◆ Your instructions: Select the lines of the records containing the word "name" and list them.

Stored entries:
▶

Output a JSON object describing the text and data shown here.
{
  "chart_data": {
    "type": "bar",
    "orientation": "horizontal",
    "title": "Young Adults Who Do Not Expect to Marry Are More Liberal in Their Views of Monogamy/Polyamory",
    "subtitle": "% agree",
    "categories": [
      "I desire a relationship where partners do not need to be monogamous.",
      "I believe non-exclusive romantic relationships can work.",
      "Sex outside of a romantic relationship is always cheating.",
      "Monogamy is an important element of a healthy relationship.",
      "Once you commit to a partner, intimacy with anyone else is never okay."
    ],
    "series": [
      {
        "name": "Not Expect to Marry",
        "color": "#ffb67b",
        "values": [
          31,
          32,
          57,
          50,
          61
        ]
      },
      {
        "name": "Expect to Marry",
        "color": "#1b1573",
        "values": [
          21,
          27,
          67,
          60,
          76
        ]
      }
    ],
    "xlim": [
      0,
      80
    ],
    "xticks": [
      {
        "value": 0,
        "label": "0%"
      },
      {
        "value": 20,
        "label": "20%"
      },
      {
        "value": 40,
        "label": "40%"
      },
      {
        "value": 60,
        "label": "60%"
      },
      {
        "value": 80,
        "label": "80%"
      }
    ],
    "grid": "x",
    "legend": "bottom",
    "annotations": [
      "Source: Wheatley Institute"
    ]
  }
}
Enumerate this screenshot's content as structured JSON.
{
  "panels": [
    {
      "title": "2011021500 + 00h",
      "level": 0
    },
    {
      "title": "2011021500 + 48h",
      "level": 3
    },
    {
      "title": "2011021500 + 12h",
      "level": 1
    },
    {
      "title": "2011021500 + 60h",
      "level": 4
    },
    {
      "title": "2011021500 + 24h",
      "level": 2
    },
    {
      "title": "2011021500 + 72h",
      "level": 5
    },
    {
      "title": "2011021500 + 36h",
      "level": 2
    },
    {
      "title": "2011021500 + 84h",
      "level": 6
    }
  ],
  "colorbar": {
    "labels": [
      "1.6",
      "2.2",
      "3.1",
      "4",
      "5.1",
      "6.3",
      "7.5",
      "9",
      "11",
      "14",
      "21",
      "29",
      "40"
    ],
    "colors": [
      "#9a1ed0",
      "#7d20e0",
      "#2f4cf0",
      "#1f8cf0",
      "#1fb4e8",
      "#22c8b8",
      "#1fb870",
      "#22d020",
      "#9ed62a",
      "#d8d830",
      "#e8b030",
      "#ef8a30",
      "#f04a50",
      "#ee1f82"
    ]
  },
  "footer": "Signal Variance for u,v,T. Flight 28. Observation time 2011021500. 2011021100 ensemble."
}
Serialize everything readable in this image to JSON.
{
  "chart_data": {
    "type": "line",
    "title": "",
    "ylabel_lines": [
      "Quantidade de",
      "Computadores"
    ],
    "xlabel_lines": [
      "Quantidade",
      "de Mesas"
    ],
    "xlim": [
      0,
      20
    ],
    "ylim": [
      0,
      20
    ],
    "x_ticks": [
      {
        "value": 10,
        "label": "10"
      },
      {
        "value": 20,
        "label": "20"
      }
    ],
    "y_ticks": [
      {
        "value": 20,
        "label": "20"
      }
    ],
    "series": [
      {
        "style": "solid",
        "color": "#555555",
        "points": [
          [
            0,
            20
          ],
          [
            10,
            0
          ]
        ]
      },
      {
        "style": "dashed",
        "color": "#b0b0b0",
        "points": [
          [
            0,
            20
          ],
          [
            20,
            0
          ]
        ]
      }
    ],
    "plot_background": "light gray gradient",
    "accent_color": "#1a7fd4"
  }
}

◀

◆ Response:
        "name": "Not Expect to Marry",
        "name": "Expect to Marry",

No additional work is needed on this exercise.